──────── PROVIDED RECORDS ────────

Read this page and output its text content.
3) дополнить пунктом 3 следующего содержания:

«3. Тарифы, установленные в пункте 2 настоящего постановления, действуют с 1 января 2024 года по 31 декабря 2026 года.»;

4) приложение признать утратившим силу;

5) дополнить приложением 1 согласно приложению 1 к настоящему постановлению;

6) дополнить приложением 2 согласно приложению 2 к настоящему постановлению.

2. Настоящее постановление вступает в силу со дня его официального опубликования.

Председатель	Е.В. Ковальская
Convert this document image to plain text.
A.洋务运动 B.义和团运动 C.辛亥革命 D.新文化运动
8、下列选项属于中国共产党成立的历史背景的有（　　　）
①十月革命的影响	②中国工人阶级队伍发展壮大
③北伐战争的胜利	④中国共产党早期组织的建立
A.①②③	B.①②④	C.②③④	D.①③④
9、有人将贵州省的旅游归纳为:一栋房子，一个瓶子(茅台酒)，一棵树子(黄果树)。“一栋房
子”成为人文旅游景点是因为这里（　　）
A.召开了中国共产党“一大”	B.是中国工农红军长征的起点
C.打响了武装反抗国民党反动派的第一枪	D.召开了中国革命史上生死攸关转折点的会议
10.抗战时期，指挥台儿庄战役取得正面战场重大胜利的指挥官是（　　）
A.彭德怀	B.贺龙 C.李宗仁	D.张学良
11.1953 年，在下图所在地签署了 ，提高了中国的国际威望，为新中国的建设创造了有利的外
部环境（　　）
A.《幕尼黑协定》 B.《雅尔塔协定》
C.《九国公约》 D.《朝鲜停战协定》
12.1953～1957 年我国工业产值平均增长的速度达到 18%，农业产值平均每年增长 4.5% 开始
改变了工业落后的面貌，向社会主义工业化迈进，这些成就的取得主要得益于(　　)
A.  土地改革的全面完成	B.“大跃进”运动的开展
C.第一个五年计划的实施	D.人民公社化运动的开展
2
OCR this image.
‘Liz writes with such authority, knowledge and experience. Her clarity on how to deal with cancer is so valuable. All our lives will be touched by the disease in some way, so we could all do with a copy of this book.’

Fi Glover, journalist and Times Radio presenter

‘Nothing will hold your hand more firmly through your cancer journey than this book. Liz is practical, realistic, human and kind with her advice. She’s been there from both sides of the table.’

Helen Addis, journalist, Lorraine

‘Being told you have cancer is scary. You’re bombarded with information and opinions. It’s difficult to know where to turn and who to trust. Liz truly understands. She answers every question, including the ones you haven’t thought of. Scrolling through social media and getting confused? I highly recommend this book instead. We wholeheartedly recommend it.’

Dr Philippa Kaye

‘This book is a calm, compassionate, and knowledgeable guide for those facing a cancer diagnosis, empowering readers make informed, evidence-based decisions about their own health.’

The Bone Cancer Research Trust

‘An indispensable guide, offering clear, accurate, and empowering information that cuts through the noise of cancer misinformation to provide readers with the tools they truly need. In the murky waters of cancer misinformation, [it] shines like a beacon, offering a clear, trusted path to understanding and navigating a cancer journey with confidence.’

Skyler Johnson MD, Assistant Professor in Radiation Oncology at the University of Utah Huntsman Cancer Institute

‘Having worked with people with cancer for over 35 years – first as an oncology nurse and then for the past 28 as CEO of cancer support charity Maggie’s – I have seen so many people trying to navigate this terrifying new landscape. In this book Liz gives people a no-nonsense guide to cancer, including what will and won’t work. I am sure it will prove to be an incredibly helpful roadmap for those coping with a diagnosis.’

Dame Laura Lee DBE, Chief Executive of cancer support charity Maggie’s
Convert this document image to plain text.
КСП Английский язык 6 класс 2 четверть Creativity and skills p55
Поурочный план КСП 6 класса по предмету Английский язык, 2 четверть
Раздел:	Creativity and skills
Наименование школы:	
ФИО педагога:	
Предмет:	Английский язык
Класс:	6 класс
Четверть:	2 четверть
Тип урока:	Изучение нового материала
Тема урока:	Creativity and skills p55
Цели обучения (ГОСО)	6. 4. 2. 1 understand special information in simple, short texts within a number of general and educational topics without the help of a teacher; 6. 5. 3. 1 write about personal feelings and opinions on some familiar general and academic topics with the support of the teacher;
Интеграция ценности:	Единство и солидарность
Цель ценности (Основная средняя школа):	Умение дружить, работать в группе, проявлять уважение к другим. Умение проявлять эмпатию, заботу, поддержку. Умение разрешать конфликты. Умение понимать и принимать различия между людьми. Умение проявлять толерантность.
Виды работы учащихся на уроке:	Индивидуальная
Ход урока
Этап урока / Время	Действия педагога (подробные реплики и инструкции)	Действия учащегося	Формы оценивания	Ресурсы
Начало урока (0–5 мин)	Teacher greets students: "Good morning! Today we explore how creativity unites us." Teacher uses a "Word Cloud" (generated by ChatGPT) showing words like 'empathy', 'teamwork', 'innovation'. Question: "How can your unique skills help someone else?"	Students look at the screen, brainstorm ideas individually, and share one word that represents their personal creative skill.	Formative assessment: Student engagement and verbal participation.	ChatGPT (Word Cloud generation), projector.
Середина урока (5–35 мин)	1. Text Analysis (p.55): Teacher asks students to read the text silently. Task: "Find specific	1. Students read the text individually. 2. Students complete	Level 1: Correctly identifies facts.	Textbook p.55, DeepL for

────────

Select all lines in the listing above where the word "приложению" appears, and show them.

**ANSWER TO THIS PROBLEM**
5) дополнить приложением 1 согласно приложению 1 к настоящему постановлению;
6) дополнить приложением 2 согласно приложению 2 к настоящему постановлению.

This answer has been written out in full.